WORK INSTRUCTIONS:
Print all the data, keeping every line exactly as it is.

───── EXERCISE MATERIALS

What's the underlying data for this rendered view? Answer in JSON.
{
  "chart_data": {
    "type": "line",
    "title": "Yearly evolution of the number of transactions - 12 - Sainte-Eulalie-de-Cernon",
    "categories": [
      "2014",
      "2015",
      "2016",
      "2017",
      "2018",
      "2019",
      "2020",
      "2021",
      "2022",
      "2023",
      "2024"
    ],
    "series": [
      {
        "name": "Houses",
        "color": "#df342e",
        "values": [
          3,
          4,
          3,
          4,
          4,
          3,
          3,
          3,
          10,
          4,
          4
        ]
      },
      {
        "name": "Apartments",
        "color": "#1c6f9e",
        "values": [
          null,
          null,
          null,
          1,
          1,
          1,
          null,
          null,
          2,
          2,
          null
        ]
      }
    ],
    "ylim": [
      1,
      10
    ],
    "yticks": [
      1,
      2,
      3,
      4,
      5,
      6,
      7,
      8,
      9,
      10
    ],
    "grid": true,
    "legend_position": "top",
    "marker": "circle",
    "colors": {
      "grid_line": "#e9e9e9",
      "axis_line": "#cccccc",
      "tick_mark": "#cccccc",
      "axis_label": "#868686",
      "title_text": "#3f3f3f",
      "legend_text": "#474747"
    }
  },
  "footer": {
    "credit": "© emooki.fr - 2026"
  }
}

──────────

RESULT BELOW:
What's the underlying data for this rendered view? Answer in JSON.
{
  "chart_data": {
    "type": "line",
    "title": "Yearly evolution of the number of transactions - 12 - Sainte-Eulalie-de-Cernon",
    "categories": [
      "2014",
      "2015",
      "2016",
      "2017",
      "2018",
      "2019",
      "2020",
      "2021",
      "2022",
      "2023",
      "2024"
    ],
    "series": [
      {
        "name": "Houses",
        "color": "#df342e",
        "values": [
          3,
          4,
          3,
          4,
          4,
          3,
          3,
          3,
          10,
          4,
          4
        ]
      },
      {
        "name": "Apartments",
        "color": "#1c6f9e",
        "values": [
          null,
          null,
          null,
          1,
          1,
          1,
          null,
          null,
          2,
          2,
          null
        ]
      }
    ],
    "ylim": [
      1,
      10
    ],
    "yticks": [
      1,
      2,
      3,
      4,
      5,
      6,
      7,
      8,
      9,
      10
    ],
    "grid": true,
    "legend_position": "top",
    "marker": "circle",
    "colors": {
      "grid_line": "#e9e9e9",
      "axis_line": "#cccccc",
      "tick_mark": "#cccccc",
      "axis_label": "#868686",
      "title_text": "#3f3f3f",
      "legend_text": "#474747"
    }
  },
  "footer": {
    "credit": "© emooki.fr - 2026"
  }
}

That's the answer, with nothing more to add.